### What is needed
In your copy, include every line of the listing below exactly but none of the pictures.

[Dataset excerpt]
◇ ◇ ◇

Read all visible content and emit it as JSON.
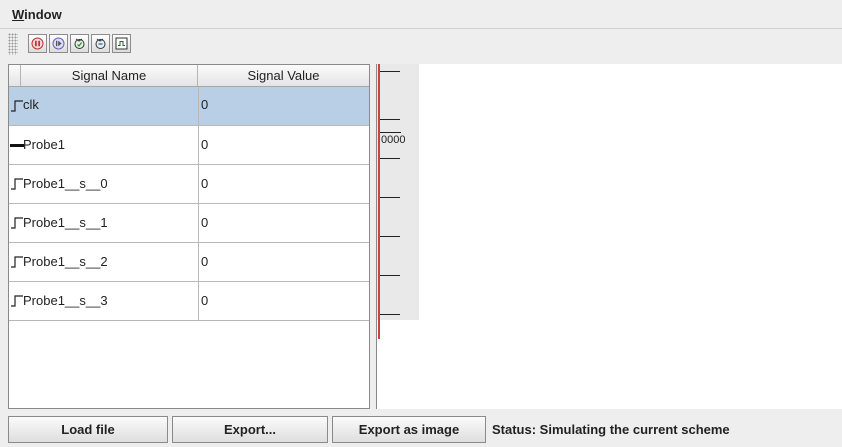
{
  "menu": {
    "window_label": "Window",
    "window_mnemonic": "W",
    "window_rest": "indow"
  },
  "toolbar": {
    "buttons": [
      {
        "name": "pause-icon"
      },
      {
        "name": "resume-icon"
      },
      {
        "name": "step-icon"
      },
      {
        "name": "step-back-icon"
      },
      {
        "name": "waveform-icon"
      }
    ]
  },
  "table": {
    "columns": [
      "Signal Name",
      "Signal Value"
    ],
    "rows": [
      {
        "name": "clk",
        "value": "0",
        "icon": "signal-step-icon",
        "selected": true
      },
      {
        "name": "Probe1",
        "value": "0",
        "icon": "bus-signal-icon",
        "selected": false
      },
      {
        "name": "Probe1__s__0",
        "value": "0",
        "icon": "signal-step-icon",
        "selected": false
      },
      {
        "name": "Probe1__s__1",
        "value": "0",
        "icon": "signal-step-icon",
        "selected": false
      },
      {
        "name": "Probe1__s__2",
        "value": "0",
        "icon": "signal-step-icon",
        "selected": false
      },
      {
        "name": "Probe1__s__3",
        "value": "0",
        "icon": "signal-step-icon",
        "selected": false
      }
    ]
  },
  "wave": {
    "probe_label": "0000"
  },
  "bottom": {
    "load_label": "Load file",
    "export_label": "Export...",
    "export_image_label": "Export as image",
    "status": "Status: Simulating the current scheme"
  },
  "colors": {
    "selected_row": "#b8cfe5",
    "cursor": "#d04040"
  }
}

◇ ◇ ◇

### Result of this task
Read all visible content and emit it as JSON.
{
  "menu": {
    "window_label": "Window",
    "window_mnemonic": "W",
    "window_rest": "indow"
  },
  "toolbar": {
    "buttons": [
      {
        "name": "pause-icon"
      },
      {
        "name": "resume-icon"
      },
      {
        "name": "step-icon"
      },
      {
        "name": "step-back-icon"
      },
      {
        "name": "waveform-icon"
      }
    ]
  },
  "table": {
    "columns": [
      "Signal Name",
      "Signal Value"
    ],
    "rows": [
      {
        "name": "clk",
        "value": "0",
        "icon": "signal-step-icon",
        "selected": true
      },
      {
        "name": "Probe1",
        "value": "0",
        "icon": "bus-signal-icon",
        "selected": false
      },
      {
        "name": "Probe1__s__0",
        "value": "0",
        "icon": "signal-step-icon",
        "selected": false
      },
      {
        "name": "Probe1__s__1",
        "value": "0",
        "icon": "signal-step-icon",
        "selected": false
      },
      {
        "name": "Probe1__s__2",
        "value": "0",
        "icon": "signal-step-icon",
        "selected": false
      },
      {
        "name": "Probe1__s__3",
        "value": "0",
        "icon": "signal-step-icon",
        "selected": false
      }
    ]
  },
  "wave": {
    "probe_label": "0000"
  },
  "bottom": {
    "load_label": "Load file",
    "export_label": "Export...",
    "export_image_label": "Export as image",
    "status": "Status: Simulating the current scheme"
  },
  "colors": {
    "selected_row": "#b8cfe5",
    "cursor": "#d04040"
  }
}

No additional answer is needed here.